* What this task involves:
Read the lines below and count those that have the word "Fitted". Respond with the number only.

start Dataset records

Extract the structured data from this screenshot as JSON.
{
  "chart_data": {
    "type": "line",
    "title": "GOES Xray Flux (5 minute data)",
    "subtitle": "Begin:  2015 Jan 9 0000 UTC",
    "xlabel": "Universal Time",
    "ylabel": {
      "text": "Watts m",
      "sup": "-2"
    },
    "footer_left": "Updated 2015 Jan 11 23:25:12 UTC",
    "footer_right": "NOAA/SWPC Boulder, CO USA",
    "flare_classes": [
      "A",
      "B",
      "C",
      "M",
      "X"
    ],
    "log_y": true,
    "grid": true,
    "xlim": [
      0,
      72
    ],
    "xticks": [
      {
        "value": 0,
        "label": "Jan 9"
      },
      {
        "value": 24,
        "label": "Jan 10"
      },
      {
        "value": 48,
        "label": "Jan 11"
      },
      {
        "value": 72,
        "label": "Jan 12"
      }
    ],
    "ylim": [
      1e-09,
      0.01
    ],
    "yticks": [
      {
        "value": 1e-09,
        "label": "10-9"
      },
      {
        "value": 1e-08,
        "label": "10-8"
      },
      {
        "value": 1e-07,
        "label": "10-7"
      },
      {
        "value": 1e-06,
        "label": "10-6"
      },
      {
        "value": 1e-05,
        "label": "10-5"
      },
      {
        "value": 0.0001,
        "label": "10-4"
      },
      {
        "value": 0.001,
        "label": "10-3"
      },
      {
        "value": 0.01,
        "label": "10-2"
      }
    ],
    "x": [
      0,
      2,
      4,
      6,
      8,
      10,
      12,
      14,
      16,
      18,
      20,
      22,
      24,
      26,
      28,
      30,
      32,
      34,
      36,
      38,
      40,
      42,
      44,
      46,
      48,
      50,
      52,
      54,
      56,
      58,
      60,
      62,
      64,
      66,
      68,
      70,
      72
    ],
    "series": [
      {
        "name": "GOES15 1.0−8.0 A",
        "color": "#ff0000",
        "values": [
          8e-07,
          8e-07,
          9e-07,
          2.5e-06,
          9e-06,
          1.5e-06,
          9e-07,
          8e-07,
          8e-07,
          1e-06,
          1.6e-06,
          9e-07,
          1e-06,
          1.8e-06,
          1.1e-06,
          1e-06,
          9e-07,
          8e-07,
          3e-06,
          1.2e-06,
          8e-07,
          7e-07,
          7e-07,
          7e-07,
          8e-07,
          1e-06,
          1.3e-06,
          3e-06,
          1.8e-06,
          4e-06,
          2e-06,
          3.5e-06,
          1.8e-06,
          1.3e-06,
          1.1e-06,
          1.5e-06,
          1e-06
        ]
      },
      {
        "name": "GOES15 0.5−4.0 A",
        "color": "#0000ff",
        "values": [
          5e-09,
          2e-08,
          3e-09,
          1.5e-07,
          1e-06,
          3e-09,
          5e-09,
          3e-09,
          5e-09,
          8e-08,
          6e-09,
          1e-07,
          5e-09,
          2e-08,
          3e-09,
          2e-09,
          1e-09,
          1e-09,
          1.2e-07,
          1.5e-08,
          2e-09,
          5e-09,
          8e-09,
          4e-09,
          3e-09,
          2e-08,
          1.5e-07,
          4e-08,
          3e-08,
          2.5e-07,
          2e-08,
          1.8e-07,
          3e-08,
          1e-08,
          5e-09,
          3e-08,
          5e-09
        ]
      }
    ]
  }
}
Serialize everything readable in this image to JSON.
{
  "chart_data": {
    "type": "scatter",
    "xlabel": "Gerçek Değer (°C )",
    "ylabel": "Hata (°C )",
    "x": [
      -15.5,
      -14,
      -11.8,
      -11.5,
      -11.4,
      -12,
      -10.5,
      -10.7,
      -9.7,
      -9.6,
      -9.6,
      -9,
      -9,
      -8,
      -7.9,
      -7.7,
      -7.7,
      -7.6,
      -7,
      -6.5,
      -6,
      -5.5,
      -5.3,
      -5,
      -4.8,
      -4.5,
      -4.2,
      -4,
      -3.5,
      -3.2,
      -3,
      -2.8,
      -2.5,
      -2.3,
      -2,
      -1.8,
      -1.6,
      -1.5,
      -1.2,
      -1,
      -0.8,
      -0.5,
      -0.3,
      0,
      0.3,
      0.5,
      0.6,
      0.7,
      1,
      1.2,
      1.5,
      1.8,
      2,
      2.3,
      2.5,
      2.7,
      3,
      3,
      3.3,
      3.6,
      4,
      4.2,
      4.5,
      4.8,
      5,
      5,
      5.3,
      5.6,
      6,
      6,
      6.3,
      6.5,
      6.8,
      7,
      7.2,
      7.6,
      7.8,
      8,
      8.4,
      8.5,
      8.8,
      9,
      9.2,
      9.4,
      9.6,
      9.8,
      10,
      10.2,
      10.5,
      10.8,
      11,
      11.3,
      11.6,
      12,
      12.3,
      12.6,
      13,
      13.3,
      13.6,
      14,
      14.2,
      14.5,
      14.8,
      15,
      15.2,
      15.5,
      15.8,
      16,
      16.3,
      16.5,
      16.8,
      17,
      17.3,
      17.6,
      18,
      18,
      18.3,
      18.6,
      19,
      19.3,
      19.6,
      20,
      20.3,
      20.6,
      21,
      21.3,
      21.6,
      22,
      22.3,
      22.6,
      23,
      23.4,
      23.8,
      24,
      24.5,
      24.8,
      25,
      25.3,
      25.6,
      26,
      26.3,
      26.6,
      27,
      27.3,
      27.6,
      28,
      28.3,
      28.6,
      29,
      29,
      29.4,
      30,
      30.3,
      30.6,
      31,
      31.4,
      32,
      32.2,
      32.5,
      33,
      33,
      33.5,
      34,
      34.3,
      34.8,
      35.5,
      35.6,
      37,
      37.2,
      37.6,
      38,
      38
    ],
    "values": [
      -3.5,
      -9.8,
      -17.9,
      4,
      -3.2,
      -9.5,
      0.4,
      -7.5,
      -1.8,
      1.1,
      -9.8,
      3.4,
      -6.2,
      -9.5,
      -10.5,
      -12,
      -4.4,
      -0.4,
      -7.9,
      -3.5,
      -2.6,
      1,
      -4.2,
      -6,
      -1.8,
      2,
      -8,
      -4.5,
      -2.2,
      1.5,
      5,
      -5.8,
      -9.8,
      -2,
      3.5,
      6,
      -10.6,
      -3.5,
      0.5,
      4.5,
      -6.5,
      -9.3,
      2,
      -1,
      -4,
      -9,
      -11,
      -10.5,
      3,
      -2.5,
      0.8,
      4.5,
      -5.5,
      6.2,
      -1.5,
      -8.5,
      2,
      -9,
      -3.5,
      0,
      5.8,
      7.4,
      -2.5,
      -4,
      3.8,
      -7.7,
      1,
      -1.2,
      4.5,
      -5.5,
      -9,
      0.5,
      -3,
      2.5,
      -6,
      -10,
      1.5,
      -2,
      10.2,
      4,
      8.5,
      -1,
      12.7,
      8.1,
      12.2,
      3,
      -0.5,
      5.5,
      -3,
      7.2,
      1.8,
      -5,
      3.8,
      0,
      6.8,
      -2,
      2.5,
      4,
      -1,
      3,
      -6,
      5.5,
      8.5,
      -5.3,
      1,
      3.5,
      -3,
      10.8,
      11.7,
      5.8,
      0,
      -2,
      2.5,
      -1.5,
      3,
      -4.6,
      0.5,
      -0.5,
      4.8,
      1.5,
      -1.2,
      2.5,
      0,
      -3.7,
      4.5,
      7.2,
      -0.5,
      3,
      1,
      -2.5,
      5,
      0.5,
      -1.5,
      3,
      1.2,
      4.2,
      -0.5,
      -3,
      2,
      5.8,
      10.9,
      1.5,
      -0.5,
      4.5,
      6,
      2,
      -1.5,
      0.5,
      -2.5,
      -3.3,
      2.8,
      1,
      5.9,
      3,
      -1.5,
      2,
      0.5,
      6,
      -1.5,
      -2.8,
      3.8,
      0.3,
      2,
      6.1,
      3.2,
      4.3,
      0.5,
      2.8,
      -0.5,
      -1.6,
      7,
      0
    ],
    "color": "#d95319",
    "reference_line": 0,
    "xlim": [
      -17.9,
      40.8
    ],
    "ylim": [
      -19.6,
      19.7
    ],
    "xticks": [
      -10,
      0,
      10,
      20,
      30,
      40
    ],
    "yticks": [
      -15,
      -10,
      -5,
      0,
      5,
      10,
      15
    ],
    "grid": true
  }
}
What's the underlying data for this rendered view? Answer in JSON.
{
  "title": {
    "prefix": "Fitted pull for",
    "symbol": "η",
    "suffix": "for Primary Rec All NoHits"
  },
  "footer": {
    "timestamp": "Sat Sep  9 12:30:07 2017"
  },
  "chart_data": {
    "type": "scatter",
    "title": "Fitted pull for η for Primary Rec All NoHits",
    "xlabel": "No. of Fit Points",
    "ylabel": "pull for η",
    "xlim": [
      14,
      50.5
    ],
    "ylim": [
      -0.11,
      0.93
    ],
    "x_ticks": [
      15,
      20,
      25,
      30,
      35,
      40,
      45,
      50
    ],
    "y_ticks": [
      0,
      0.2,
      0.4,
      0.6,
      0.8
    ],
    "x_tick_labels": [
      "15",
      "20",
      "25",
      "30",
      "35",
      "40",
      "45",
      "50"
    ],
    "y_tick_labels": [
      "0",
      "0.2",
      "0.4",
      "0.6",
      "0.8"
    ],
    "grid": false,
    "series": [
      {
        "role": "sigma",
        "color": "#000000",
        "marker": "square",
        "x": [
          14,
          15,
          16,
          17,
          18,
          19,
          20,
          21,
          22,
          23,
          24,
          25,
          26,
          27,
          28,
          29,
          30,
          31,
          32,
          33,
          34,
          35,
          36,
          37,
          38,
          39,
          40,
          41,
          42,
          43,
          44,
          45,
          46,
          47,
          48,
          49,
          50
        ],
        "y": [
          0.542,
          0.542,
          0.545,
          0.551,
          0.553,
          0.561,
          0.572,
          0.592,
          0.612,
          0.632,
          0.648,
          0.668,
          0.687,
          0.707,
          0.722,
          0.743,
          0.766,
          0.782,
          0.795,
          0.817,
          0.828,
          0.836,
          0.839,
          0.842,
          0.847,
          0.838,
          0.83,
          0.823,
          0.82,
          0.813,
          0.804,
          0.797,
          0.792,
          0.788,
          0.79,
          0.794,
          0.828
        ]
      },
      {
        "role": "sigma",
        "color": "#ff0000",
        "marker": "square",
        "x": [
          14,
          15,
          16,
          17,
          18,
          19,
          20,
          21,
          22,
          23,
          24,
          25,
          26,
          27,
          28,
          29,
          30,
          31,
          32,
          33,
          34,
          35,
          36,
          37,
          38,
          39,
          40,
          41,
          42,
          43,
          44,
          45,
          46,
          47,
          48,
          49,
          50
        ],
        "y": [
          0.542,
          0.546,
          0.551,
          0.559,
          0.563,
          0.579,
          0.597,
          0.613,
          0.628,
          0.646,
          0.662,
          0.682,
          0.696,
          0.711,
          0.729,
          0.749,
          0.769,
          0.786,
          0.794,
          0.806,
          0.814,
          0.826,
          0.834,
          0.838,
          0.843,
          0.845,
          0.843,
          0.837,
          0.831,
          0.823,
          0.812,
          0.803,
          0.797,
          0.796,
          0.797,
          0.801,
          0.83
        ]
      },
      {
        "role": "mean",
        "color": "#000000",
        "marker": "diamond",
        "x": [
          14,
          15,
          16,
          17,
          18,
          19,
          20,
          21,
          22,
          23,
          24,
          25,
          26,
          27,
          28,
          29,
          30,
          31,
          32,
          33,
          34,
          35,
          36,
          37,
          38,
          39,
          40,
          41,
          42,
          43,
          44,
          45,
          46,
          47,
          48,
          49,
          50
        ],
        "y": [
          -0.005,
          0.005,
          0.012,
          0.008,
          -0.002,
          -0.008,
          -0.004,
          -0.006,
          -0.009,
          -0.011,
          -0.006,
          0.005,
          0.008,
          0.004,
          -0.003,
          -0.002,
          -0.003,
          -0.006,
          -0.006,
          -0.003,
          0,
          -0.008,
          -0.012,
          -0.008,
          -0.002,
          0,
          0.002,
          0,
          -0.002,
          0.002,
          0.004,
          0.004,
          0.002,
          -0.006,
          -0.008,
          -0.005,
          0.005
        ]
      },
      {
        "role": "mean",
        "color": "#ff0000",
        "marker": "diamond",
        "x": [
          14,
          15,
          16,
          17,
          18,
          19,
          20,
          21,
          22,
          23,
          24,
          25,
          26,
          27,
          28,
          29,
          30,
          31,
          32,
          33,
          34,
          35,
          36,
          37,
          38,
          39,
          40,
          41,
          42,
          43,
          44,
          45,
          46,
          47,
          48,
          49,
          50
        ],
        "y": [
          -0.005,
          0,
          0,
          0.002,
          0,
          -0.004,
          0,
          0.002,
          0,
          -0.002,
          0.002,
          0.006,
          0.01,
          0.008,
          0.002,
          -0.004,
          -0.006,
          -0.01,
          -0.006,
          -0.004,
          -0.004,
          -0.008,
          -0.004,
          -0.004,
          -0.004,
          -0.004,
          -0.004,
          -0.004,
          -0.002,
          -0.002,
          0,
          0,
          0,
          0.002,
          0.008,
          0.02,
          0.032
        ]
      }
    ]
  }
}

end Dataset records

* Task output:
2